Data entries
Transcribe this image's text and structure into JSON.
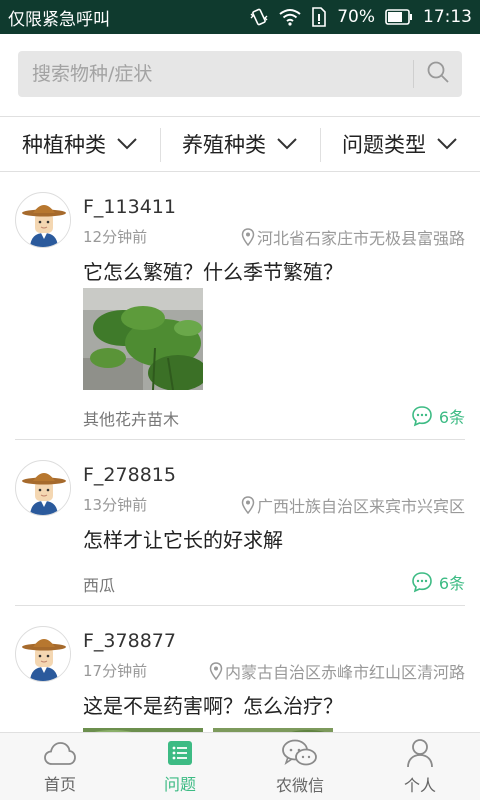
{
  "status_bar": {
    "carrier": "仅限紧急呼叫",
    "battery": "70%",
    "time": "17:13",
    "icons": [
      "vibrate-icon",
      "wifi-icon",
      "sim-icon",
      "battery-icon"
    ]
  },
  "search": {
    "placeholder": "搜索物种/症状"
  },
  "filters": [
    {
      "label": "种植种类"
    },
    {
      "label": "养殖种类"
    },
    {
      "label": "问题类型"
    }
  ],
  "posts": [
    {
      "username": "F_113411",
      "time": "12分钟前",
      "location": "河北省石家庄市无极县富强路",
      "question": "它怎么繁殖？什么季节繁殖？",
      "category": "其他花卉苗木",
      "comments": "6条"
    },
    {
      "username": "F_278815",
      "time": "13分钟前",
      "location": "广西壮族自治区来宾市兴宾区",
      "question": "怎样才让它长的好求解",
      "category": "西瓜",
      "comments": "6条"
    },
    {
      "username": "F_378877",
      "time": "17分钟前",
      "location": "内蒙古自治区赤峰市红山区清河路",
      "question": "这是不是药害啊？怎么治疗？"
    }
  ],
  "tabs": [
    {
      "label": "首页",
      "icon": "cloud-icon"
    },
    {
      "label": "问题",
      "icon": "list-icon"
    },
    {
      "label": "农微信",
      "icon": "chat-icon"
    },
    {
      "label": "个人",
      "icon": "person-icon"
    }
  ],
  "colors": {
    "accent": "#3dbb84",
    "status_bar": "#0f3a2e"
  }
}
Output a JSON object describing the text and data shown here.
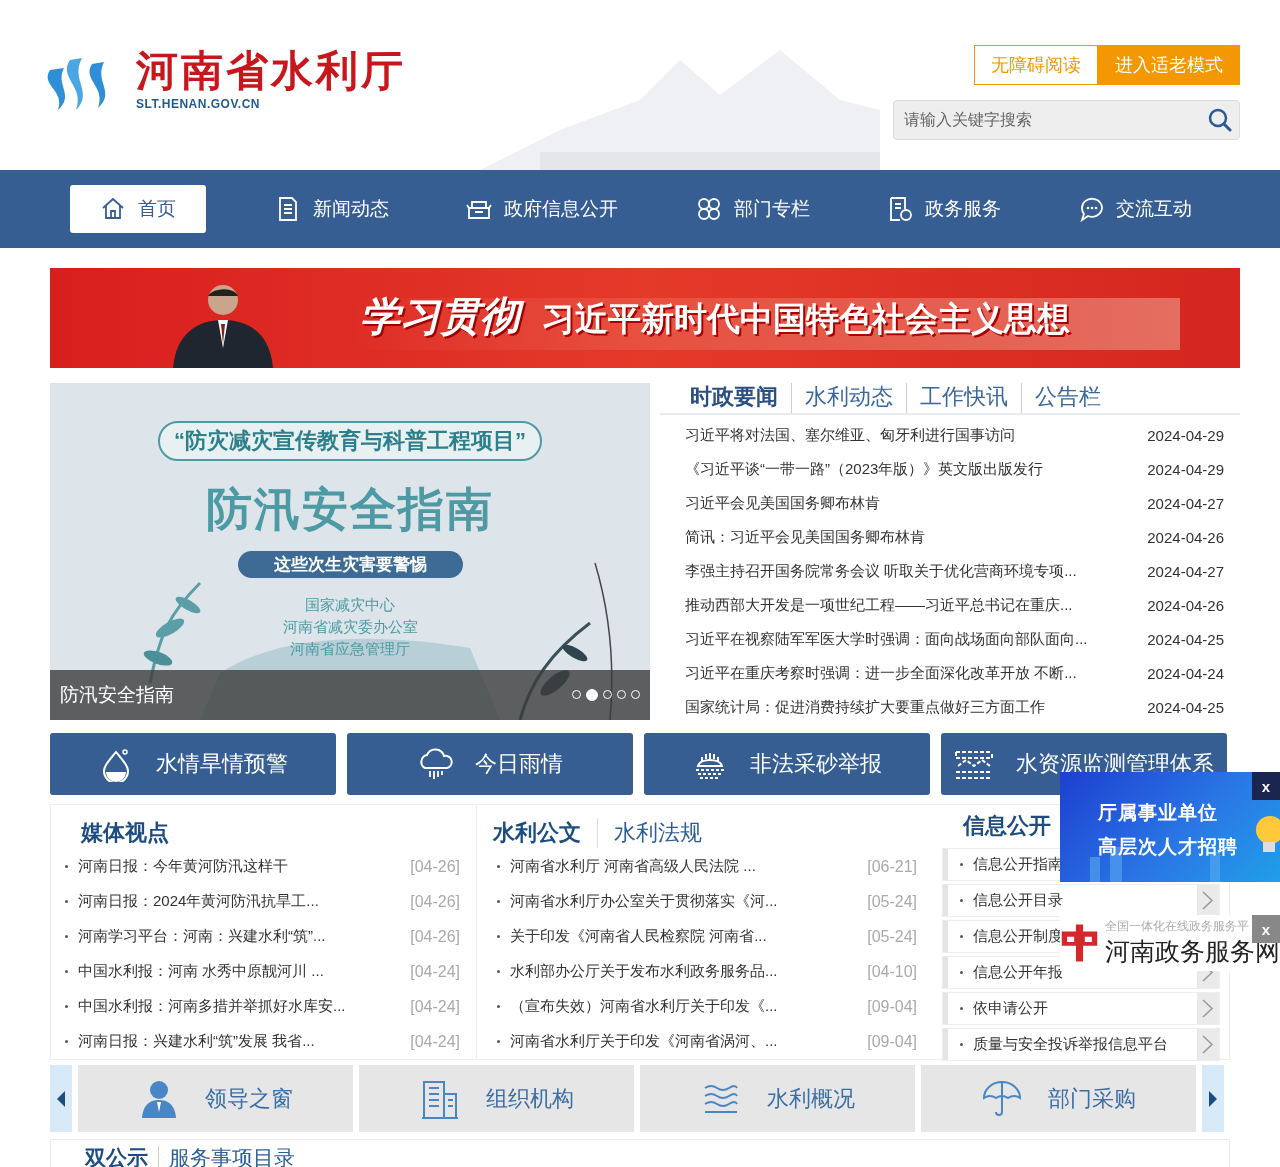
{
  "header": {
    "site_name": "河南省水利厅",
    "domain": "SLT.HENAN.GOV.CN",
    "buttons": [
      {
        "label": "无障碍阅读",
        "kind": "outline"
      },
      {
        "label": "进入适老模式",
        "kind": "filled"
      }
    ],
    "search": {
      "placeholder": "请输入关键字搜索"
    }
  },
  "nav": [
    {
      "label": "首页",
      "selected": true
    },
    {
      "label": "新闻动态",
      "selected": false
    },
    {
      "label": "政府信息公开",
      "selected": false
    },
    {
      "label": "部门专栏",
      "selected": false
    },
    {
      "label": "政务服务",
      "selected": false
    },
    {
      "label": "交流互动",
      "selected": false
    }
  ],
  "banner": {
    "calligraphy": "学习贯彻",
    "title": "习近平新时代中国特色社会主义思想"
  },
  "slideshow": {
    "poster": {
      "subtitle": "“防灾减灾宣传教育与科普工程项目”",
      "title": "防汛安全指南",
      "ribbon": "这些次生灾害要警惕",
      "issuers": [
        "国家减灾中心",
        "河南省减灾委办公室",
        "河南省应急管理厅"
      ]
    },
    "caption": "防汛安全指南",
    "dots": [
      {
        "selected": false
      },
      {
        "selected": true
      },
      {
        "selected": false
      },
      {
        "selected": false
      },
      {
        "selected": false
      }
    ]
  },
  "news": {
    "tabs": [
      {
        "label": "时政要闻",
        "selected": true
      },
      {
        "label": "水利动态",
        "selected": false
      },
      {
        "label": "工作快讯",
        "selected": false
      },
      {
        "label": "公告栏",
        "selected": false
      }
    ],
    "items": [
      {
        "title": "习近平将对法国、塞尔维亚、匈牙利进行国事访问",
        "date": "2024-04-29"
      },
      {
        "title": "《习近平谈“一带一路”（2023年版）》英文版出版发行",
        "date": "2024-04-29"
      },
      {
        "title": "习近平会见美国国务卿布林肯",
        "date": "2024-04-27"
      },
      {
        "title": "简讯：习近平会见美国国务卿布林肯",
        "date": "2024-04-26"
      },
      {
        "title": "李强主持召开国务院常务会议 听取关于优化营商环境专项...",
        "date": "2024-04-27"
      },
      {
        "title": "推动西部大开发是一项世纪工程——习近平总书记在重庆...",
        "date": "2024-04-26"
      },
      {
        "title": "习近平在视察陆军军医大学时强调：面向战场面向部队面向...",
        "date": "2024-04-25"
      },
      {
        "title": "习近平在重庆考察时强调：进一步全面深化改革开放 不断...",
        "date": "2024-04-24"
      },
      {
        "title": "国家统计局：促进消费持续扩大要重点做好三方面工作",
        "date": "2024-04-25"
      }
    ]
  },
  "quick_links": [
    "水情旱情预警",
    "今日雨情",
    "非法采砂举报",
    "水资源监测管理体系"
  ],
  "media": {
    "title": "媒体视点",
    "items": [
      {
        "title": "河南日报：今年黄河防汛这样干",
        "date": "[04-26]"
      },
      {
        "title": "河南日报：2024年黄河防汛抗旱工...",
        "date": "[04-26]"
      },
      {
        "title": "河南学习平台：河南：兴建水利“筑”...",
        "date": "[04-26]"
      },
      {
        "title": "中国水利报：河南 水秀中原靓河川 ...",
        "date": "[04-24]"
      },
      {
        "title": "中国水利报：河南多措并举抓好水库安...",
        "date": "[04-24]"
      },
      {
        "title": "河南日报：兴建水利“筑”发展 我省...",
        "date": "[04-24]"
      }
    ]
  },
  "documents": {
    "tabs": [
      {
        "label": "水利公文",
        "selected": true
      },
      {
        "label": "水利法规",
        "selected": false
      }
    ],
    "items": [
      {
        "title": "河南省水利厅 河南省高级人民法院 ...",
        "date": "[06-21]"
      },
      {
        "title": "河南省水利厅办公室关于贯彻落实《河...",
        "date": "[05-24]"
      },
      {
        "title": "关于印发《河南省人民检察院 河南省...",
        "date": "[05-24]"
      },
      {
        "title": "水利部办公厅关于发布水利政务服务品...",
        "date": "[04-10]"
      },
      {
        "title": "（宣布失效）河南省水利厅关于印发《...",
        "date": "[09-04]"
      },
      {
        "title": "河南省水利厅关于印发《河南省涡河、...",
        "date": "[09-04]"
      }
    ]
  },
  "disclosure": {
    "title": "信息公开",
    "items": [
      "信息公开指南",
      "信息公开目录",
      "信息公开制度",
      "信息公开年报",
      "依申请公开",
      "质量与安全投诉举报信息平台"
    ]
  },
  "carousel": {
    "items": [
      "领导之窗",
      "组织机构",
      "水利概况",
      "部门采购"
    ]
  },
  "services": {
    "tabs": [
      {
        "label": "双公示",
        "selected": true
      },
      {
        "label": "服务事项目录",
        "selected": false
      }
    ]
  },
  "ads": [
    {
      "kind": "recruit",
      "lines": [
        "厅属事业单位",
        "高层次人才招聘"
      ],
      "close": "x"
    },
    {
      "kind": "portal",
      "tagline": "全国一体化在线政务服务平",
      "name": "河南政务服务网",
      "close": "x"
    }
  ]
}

◆ Given instruction: Repeat all the data as it stands, dropping any images it holds.

◆ Response for this exercise:
Transcribe this image's text and structure into JSON.
{
  "status_bar": {
    "carrier": "仅限紧急呼叫",
    "battery": "70%",
    "time": "17:13",
    "icons": [
      "vibrate-icon",
      "wifi-icon",
      "sim-icon",
      "battery-icon"
    ]
  },
  "search": {
    "placeholder": "搜索物种/症状"
  },
  "filters": [
    {
      "label": "种植种类"
    },
    {
      "label": "养殖种类"
    },
    {
      "label": "问题类型"
    }
  ],
  "posts": [
    {
      "username": "F_113411",
      "time": "12分钟前",
      "location": "河北省石家庄市无极县富强路",
      "question": "它怎么繁殖？什么季节繁殖？",
      "category": "其他花卉苗木",
      "comments": "6条"
    },
    {
      "username": "F_278815",
      "time": "13分钟前",
      "location": "广西壮族自治区来宾市兴宾区",
      "question": "怎样才让它长的好求解",
      "category": "西瓜",
      "comments": "6条"
    },
    {
      "username": "F_378877",
      "time": "17分钟前",
      "location": "内蒙古自治区赤峰市红山区清河路",
      "question": "这是不是药害啊？怎么治疗？"
    }
  ],
  "tabs": [
    {
      "label": "首页",
      "icon": "cloud-icon"
    },
    {
      "label": "问题",
      "icon": "list-icon"
    },
    {
      "label": "农微信",
      "icon": "chat-icon"
    },
    {
      "label": "个人",
      "icon": "person-icon"
    }
  ],
  "colors": {
    "accent": "#3dbb84",
    "status_bar": "#0f3a2e"
  }
}
Output a JSON object describing the text and data shown here.
{
  "header": {
    "site_name": "河南省水利厅",
    "domain": "SLT.HENAN.GOV.CN",
    "buttons": [
      {
        "label": "无障碍阅读",
        "kind": "outline"
      },
      {
        "label": "进入适老模式",
        "kind": "filled"
      }
    ],
    "search": {
      "placeholder": "请输入关键字搜索"
    }
  },
  "nav": [
    {
      "label": "首页",
      "selected": true
    },
    {
      "label": "新闻动态",
      "selected": false
    },
    {
      "label": "政府信息公开",
      "selected": false
    },
    {
      "label": "部门专栏",
      "selected": false
    },
    {
      "label": "政务服务",
      "selected": false
    },
    {
      "label": "交流互动",
      "selected": false
    }
  ],
  "banner": {
    "calligraphy": "学习贯彻",
    "title": "习近平新时代中国特色社会主义思想"
  },
  "slideshow": {
    "poster": {
      "subtitle": "“防灾减灾宣传教育与科普工程项目”",
      "title": "防汛安全指南",
      "ribbon": "这些次生灾害要警惕",
      "issuers": [
        "国家减灾中心",
        "河南省减灾委办公室",
        "河南省应急管理厅"
      ]
    },
    "caption": "防汛安全指南",
    "dots": [
      {
        "selected": false
      },
      {
        "selected": true
      },
      {
        "selected": false
      },
      {
        "selected": false
      },
      {
        "selected": false
      }
    ]
  },
  "news": {
    "tabs": [
      {
        "label": "时政要闻",
        "selected": true
      },
      {
        "label": "水利动态",
        "selected": false
      },
      {
        "label": "工作快讯",
        "selected": false
      },
      {
        "label": "公告栏",
        "selected": false
      }
    ],
    "items": [
      {
        "title": "习近平将对法国、塞尔维亚、匈牙利进行国事访问",
        "date": "2024-04-29"
      },
      {
        "title": "《习近平谈“一带一路”（2023年版）》英文版出版发行",
        "date": "2024-04-29"
      },
      {
        "title": "习近平会见美国国务卿布林肯",
        "date": "2024-04-27"
      },
      {
        "title": "简讯：习近平会见美国国务卿布林肯",
        "date": "2024-04-26"
      },
      {
        "title": "李强主持召开国务院常务会议 听取关于优化营商环境专项...",
        "date": "2024-04-27"
      },
      {
        "title": "推动西部大开发是一项世纪工程——习近平总书记在重庆...",
        "date": "2024-04-26"
      },
      {
        "title": "习近平在视察陆军军医大学时强调：面向战场面向部队面向...",
        "date": "2024-04-25"
      },
      {
        "title": "习近平在重庆考察时强调：进一步全面深化改革开放 不断...",
        "date": "2024-04-24"
      },
      {
        "title": "国家统计局：促进消费持续扩大要重点做好三方面工作",
        "date": "2024-04-25"
      }
    ]
  },
  "quick_links": [
    "水情旱情预警",
    "今日雨情",
    "非法采砂举报",
    "水资源监测管理体系"
  ],
  "media": {
    "title": "媒体视点",
    "items": [
      {
        "title": "河南日报：今年黄河防汛这样干",
        "date": "[04-26]"
      },
      {
        "title": "河南日报：2024年黄河防汛抗旱工...",
        "date": "[04-26]"
      },
      {
        "title": "河南学习平台：河南：兴建水利“筑”...",
        "date": "[04-26]"
      },
      {
        "title": "中国水利报：河南 水秀中原靓河川 ...",
        "date": "[04-24]"
      },
      {
        "title": "中国水利报：河南多措并举抓好水库安...",
        "date": "[04-24]"
      },
      {
        "title": "河南日报：兴建水利“筑”发展 我省...",
        "date": "[04-24]"
      }
    ]
  },
  "documents": {
    "tabs": [
      {
        "label": "水利公文",
        "selected": true
      },
      {
        "label": "水利法规",
        "selected": false
      }
    ],
    "items": [
      {
        "title": "河南省水利厅 河南省高级人民法院 ...",
        "date": "[06-21]"
      },
      {
        "title": "河南省水利厅办公室关于贯彻落实《河...",
        "date": "[05-24]"
      },
      {
        "title": "关于印发《河南省人民检察院 河南省...",
        "date": "[05-24]"
      },
      {
        "title": "水利部办公厅关于发布水利政务服务品...",
        "date": "[04-10]"
      },
      {
        "title": "（宣布失效）河南省水利厅关于印发《...",
        "date": "[09-04]"
      },
      {
        "title": "河南省水利厅关于印发《河南省涡河、...",
        "date": "[09-04]"
      }
    ]
  },
  "disclosure": {
    "title": "信息公开",
    "items": [
      "信息公开指南",
      "信息公开目录",
      "信息公开制度",
      "信息公开年报",
      "依申请公开",
      "质量与安全投诉举报信息平台"
    ]
  },
  "carousel": {
    "items": [
      "领导之窗",
      "组织机构",
      "水利概况",
      "部门采购"
    ]
  },
  "services": {
    "tabs": [
      {
        "label": "双公示",
        "selected": true
      },
      {
        "label": "服务事项目录",
        "selected": false
      }
    ]
  },
  "ads": [
    {
      "kind": "recruit",
      "lines": [
        "厅属事业单位",
        "高层次人才招聘"
      ],
      "close": "x"
    },
    {
      "kind": "portal",
      "tagline": "全国一体化在线政务服务平",
      "name": "河南政务服务网",
      "close": "x"
    }
  ]
}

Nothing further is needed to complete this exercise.